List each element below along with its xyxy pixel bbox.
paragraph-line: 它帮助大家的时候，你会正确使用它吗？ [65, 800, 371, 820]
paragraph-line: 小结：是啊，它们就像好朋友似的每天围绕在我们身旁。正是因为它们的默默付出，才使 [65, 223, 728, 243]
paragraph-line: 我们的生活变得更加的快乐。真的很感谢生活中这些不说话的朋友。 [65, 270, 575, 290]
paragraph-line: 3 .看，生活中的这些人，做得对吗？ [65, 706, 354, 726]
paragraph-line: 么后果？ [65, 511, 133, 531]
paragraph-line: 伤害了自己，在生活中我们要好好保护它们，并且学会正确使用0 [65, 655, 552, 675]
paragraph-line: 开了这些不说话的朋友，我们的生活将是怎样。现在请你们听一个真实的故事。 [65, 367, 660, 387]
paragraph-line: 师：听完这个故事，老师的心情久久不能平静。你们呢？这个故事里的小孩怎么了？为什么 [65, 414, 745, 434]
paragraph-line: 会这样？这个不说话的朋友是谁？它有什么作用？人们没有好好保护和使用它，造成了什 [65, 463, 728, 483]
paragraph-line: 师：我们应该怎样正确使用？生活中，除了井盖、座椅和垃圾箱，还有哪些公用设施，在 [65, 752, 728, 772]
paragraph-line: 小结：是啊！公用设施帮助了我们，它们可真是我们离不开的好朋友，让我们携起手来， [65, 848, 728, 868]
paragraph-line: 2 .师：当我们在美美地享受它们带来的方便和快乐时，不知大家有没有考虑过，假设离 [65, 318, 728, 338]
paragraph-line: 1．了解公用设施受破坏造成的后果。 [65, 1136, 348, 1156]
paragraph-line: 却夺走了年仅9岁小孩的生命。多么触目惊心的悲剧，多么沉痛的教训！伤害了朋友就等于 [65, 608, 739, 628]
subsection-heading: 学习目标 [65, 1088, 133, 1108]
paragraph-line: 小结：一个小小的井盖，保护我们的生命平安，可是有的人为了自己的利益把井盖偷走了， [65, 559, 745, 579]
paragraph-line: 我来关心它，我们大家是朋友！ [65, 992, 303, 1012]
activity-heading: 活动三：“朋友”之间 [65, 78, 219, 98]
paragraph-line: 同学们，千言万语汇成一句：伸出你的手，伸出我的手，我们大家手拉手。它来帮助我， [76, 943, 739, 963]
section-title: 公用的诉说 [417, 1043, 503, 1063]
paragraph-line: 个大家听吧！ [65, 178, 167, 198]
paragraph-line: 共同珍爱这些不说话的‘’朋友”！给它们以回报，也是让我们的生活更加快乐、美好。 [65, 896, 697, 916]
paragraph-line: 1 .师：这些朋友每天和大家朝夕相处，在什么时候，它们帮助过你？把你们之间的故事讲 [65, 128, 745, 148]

________

§ EXERCISE AIM: Could you print the listing above verbatim, keeping every line and character unchanged?

§ CORRECT RESULT:
List each element below along with its xyxy pixel bbox.
paragraph-line: 它帮助大家的时候，你会正确使用它吗？ [65, 800, 371, 820]
paragraph-line: 小结：是啊，它们就像好朋友似的每天围绕在我们身旁。正是因为它们的默默付出，才使 [65, 223, 728, 243]
paragraph-line: 我们的生活变得更加的快乐。真的很感谢生活中这些不说话的朋友。 [65, 270, 575, 290]
paragraph-line: 3 .看，生活中的这些人，做得对吗？ [65, 706, 354, 726]
paragraph-line: 么后果？ [65, 511, 133, 531]
paragraph-line: 伤害了自己，在生活中我们要好好保护它们，并且学会正确使用0 [65, 655, 552, 675]
paragraph-line: 开了这些不说话的朋友，我们的生活将是怎样。现在请你们听一个真实的故事。 [65, 367, 660, 387]
paragraph-line: 师：听完这个故事，老师的心情久久不能平静。你们呢？这个故事里的小孩怎么了？为什么 [65, 414, 745, 434]
paragraph-line: 会这样？这个不说话的朋友是谁？它有什么作用？人们没有好好保护和使用它，造成了什 [65, 463, 728, 483]
paragraph-line: 师：我们应该怎样正确使用？生活中，除了井盖、座椅和垃圾箱，还有哪些公用设施，在 [65, 752, 728, 772]
paragraph-line: 小结：是啊！公用设施帮助了我们，它们可真是我们离不开的好朋友，让我们携起手来， [65, 848, 728, 868]
paragraph-line: 2 .师：当我们在美美地享受它们带来的方便和快乐时，不知大家有没有考虑过，假设离 [65, 318, 728, 338]
paragraph-line: 1．了解公用设施受破坏造成的后果。 [65, 1136, 348, 1156]
paragraph-line: 却夺走了年仅9岁小孩的生命。多么触目惊心的悲剧，多么沉痛的教训！伤害了朋友就等于 [65, 608, 739, 628]
subsection-heading: 学习目标 [65, 1088, 133, 1108]
paragraph-line: 小结：一个小小的井盖，保护我们的生命平安，可是有的人为了自己的利益把井盖偷走了， [65, 559, 745, 579]
paragraph-line: 我来关心它，我们大家是朋友！ [65, 992, 303, 1012]
activity-heading: 活动三：“朋友”之间 [65, 78, 219, 98]
paragraph-line: 同学们，千言万语汇成一句：伸出你的手，伸出我的手，我们大家手拉手。它来帮助我， [76, 943, 739, 963]
section-title: 公用的诉说 [417, 1043, 503, 1063]
paragraph-line: 个大家听吧！ [65, 178, 167, 198]
paragraph-line: 共同珍爱这些不说话的‘’朋友”！给它们以回报，也是让我们的生活更加快乐、美好。 [65, 896, 697, 916]
paragraph-line: 1 .师：这些朋友每天和大家朝夕相处，在什么时候，它们帮助过你？把你们之间的故事讲 [65, 128, 745, 148]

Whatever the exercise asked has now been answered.